- [DESCRIPTION OF THE TASK] Could every line of the data be printed exactly as it reads?

(begin)

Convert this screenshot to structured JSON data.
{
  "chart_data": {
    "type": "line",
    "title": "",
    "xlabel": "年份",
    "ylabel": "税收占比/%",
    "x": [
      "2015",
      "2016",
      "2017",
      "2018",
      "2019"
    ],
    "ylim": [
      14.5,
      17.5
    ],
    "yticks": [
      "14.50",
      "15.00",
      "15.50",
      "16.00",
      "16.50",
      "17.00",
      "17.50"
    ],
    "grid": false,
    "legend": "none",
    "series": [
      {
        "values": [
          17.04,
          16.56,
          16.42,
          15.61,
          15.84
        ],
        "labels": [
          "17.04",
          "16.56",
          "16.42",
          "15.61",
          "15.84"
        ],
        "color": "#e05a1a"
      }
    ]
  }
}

(end)

- [SOLUTION]
Convert this screenshot to structured JSON data.
{
  "chart_data": {
    "type": "line",
    "title": "",
    "xlabel": "年份",
    "ylabel": "税收占比/%",
    "x": [
      "2015",
      "2016",
      "2017",
      "2018",
      "2019"
    ],
    "ylim": [
      14.5,
      17.5
    ],
    "yticks": [
      "14.50",
      "15.00",
      "15.50",
      "16.00",
      "16.50",
      "17.00",
      "17.50"
    ],
    "grid": false,
    "legend": "none",
    "series": [
      {
        "values": [
          17.04,
          16.56,
          16.42,
          15.61,
          15.84
        ],
        "labels": [
          "17.04",
          "16.56",
          "16.42",
          "15.61",
          "15.84"
        ],
        "color": "#e05a1a"
      }
    ]
  }
}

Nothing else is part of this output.